— Excerpt from a dataset —
==*==

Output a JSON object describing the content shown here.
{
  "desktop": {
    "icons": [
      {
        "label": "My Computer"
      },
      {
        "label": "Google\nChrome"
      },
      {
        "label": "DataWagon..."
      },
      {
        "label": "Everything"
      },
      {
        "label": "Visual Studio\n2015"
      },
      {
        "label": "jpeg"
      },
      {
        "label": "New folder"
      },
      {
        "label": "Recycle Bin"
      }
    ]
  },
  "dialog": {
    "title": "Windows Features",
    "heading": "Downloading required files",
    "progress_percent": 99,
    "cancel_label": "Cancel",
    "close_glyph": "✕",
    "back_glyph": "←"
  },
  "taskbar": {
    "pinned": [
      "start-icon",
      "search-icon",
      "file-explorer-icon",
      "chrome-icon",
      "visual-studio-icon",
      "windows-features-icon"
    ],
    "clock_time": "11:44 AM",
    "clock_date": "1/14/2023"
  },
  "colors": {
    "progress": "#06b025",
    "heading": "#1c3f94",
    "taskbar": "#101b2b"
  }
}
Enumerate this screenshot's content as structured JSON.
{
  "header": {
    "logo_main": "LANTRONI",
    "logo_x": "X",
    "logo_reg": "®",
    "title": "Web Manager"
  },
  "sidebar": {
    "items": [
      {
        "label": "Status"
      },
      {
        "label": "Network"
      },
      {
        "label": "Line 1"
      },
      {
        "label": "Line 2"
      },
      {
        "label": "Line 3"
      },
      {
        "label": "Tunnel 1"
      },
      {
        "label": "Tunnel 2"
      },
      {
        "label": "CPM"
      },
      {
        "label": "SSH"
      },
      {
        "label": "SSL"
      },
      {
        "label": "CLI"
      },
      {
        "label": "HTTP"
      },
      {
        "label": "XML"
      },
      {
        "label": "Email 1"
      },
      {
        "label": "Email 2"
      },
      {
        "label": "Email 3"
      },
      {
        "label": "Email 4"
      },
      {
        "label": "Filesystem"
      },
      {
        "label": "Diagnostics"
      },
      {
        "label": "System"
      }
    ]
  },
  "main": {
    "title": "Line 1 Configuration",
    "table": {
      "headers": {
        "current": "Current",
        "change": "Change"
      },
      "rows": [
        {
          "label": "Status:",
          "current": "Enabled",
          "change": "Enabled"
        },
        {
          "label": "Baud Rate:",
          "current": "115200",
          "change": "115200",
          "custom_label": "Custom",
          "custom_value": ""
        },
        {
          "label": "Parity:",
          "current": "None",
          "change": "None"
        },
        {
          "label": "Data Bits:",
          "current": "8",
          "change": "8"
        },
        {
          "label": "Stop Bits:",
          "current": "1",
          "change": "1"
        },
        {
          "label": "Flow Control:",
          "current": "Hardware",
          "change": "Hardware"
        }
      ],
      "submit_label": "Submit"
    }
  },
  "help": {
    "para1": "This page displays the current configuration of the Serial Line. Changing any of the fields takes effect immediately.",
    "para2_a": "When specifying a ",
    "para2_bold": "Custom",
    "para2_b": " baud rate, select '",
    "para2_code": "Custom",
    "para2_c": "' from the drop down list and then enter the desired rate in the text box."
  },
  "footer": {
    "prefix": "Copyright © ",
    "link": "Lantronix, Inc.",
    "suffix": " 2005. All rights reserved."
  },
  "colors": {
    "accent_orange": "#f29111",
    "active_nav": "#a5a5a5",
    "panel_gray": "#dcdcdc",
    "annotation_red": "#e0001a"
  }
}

==*==

— Short problem —
Search the material above for "JSON". Pull out each line where it shows up.

— Answer to this task —
Output a JSON object describing the content shown here.
Enumerate this screenshot's content as structured JSON.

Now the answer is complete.